• PROBLEM TO SOLVE: For this exercise, repeat all of the material verbatim apart from its images.

• DATA RECORDS:
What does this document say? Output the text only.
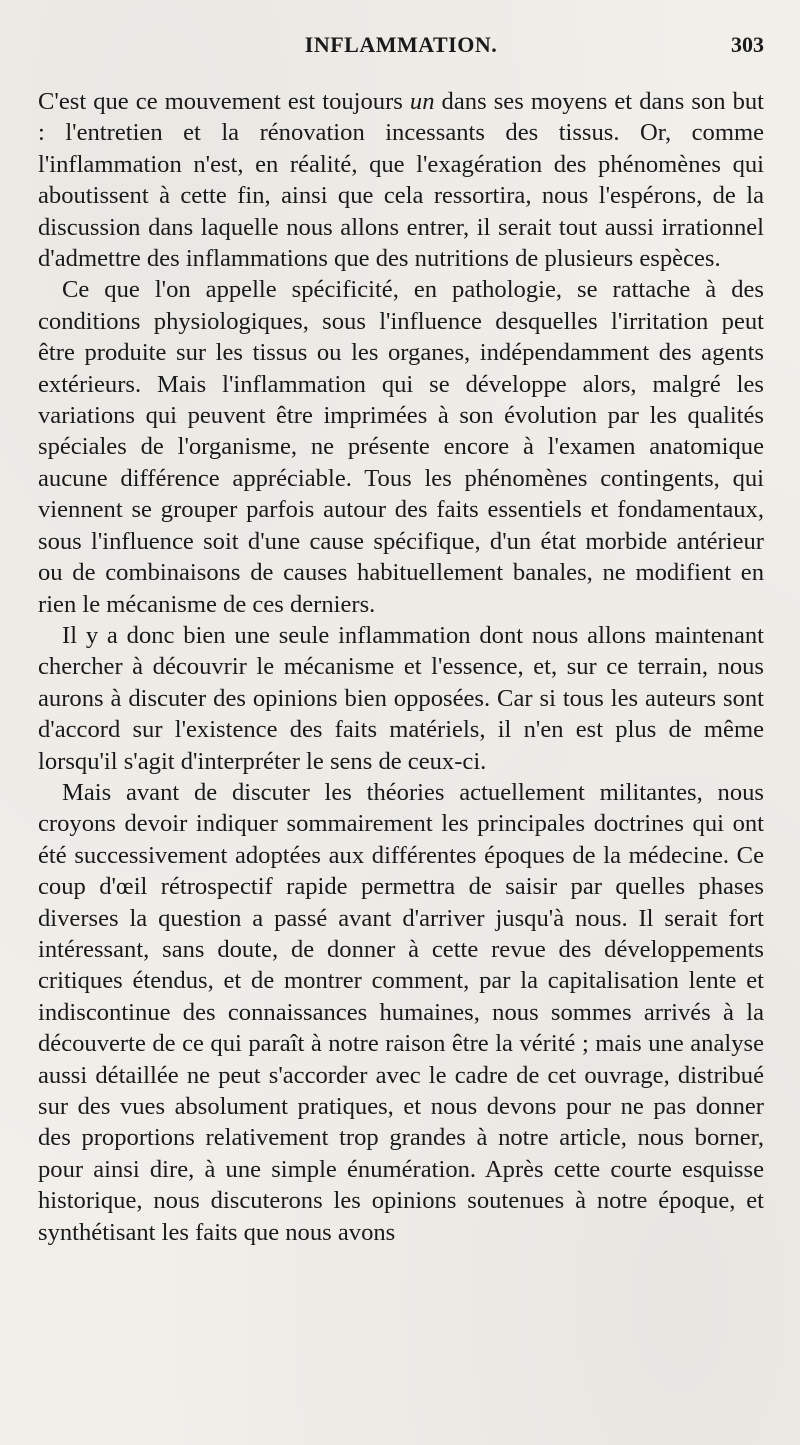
INFLAMMATION.	303

C'est que ce mouvement est toujours un dans ses moyens et dans son but : l'entretien et la rénovation incessants des tissus. Or, comme l'inflammation n'est, en réalité, que l'exagération des phénomènes qui aboutissent à cette fin, ainsi que cela ressortira, nous l'espérons, de la discussion dans laquelle nous allons entrer, il serait tout aussi irrationnel d'admettre des inflammations que des nutritions de plusieurs espèces.

Ce que l'on appelle spécificité, en pathologie, se rattache à des conditions physiologiques, sous l'influence desquelles l'irritation peut être produite sur les tissus ou les organes, indépendamment des agents extérieurs. Mais l'inflammation qui se développe alors, malgré les variations qui peuvent être imprimées à son évolution par les qualités spéciales de l'organisme, ne présente encore à l'examen anatomique aucune différence appréciable. Tous les phénomènes contingents, qui viennent se grouper parfois autour des faits essentiels et fondamentaux, sous l'influence soit d'une cause spécifique, d'un état morbide antérieur ou de combinaisons de causes habituellement banales, ne modifient en rien le mécanisme de ces derniers.

Il y a donc bien une seule inflammation dont nous allons maintenant chercher à découvrir le mécanisme et l'essence, et, sur ce terrain, nous aurons à discuter des opinions bien opposées. Car si tous les auteurs sont d'accord sur l'existence des faits matériels, il n'en est plus de même lorsqu'il s'agit d'interpréter le sens de ceux-ci.

Mais avant de discuter les théories actuellement militantes, nous croyons devoir indiquer sommairement les principales doctrines qui ont été successivement adoptées aux différentes époques de la médecine. Ce coup d'œil rétrospectif rapide permettra de saisir par quelles phases diverses la question a passé avant d'arriver jusqu'à nous. Il serait fort intéressant, sans doute, de donner à cette revue des développements critiques étendus, et de montrer comment, par la capitalisation lente et indiscontinue des connaissances humaines, nous sommes arrivés à la découverte de ce qui paraît à notre raison être la vérité ; mais une analyse aussi détaillée ne peut s'accorder avec le cadre de cet ouvrage, distribué sur des vues absolument pratiques, et nous devons pour ne pas donner des proportions relativement trop grandes à notre article, nous borner, pour ainsi dire, à une simple énumération. Après cette courte esquisse historique, nous discuterons les opinions soutenues à notre époque, et synthétisant les faits que nous avons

• ANSWER TO THIS TASK:
What does this document say? Output the text only.
INFLAMMATION.	303

C'est que ce mouvement est toujours un dans ses moyens et dans son but : l'entretien et la rénovation incessants des tissus. Or, comme l'inflammation n'est, en réalité, que l'exagération des phénomènes qui aboutissent à cette fin, ainsi que cela ressortira, nous l'espérons, de la discussion dans laquelle nous allons entrer, il serait tout aussi irrationnel d'admettre des inflammations que des nutritions de plusieurs espèces.

Ce que l'on appelle spécificité, en pathologie, se rattache à des conditions physiologiques, sous l'influence desquelles l'irritation peut être produite sur les tissus ou les organes, indépendamment des agents extérieurs. Mais l'inflammation qui se développe alors, malgré les variations qui peuvent être imprimées à son évolution par les qualités spéciales de l'organisme, ne présente encore à l'examen anatomique aucune différence appréciable. Tous les phénomènes contingents, qui viennent se grouper parfois autour des faits essentiels et fondamentaux, sous l'influence soit d'une cause spécifique, d'un état morbide antérieur ou de combinaisons de causes habituellement banales, ne modifient en rien le mécanisme de ces derniers.

Il y a donc bien une seule inflammation dont nous allons maintenant chercher à découvrir le mécanisme et l'essence, et, sur ce terrain, nous aurons à discuter des opinions bien opposées. Car si tous les auteurs sont d'accord sur l'existence des faits matériels, il n'en est plus de même lorsqu'il s'agit d'interpréter le sens de ceux-ci.

Mais avant de discuter les théories actuellement militantes, nous croyons devoir indiquer sommairement les principales doctrines qui ont été successivement adoptées aux différentes époques de la médecine. Ce coup d'œil rétrospectif rapide permettra de saisir par quelles phases diverses la question a passé avant d'arriver jusqu'à nous. Il serait fort intéressant, sans doute, de donner à cette revue des développements critiques étendus, et de montrer comment, par la capitalisation lente et indiscontinue des connaissances humaines, nous sommes arrivés à la découverte de ce qui paraît à notre raison être la vérité ; mais une analyse aussi détaillée ne peut s'accorder avec le cadre de cet ouvrage, distribué sur des vues absolument pratiques, et nous devons pour ne pas donner des proportions relativement trop grandes à notre article, nous borner, pour ainsi dire, à une simple énumération. Après cette courte esquisse historique, nous discuterons les opinions soutenues à notre époque, et synthétisant les faits que nous avons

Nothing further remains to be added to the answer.